--- BEGIN ---

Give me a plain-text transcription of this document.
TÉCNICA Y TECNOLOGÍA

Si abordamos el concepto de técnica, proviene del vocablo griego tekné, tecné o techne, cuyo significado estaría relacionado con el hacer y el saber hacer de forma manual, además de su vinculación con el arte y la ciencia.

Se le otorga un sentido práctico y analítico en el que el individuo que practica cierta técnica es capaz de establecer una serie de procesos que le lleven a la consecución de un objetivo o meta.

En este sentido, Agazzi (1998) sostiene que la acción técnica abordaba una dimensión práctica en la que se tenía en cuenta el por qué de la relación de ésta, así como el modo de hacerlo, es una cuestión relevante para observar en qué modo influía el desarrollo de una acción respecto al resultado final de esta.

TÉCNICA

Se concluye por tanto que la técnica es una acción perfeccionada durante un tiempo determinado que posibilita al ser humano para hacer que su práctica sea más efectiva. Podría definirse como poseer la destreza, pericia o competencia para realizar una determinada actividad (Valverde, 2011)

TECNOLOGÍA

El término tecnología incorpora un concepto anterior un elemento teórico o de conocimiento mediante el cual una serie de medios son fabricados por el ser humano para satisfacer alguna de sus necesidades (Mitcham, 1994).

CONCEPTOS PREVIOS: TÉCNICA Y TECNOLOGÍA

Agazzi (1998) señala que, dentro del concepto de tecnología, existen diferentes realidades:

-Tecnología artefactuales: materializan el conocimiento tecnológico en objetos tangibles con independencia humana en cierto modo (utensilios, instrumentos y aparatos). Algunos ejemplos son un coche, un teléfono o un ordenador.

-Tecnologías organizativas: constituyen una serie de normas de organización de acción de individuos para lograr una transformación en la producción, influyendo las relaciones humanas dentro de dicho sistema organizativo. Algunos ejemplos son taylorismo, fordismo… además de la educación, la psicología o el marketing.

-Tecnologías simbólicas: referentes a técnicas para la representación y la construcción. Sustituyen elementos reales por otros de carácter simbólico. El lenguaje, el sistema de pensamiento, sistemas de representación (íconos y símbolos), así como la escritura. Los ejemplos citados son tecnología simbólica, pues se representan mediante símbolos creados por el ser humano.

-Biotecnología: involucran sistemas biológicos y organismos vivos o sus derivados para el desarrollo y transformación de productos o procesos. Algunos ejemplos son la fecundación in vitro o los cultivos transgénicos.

--- END ---

Directions: Find the lines above that include the string "modo" and copy them.

Final result:
En este sentido, Agazzi (1998) sostiene que la acción técnica abordaba una dimensión práctica en la que se tenía en cuenta el por qué de la relación de ésta, así como el modo de hacerlo, es una cuestión relevante para observar en qué modo influía el desarrollo de una acción respecto al resultado final de esta.
-Tecnología artefactuales: materializan el conocimiento tecnológico en objetos tangibles con independencia humana en cierto modo (utensilios, instrumentos y aparatos). Algunos ejemplos son un coche, un teléfono o un ordenador.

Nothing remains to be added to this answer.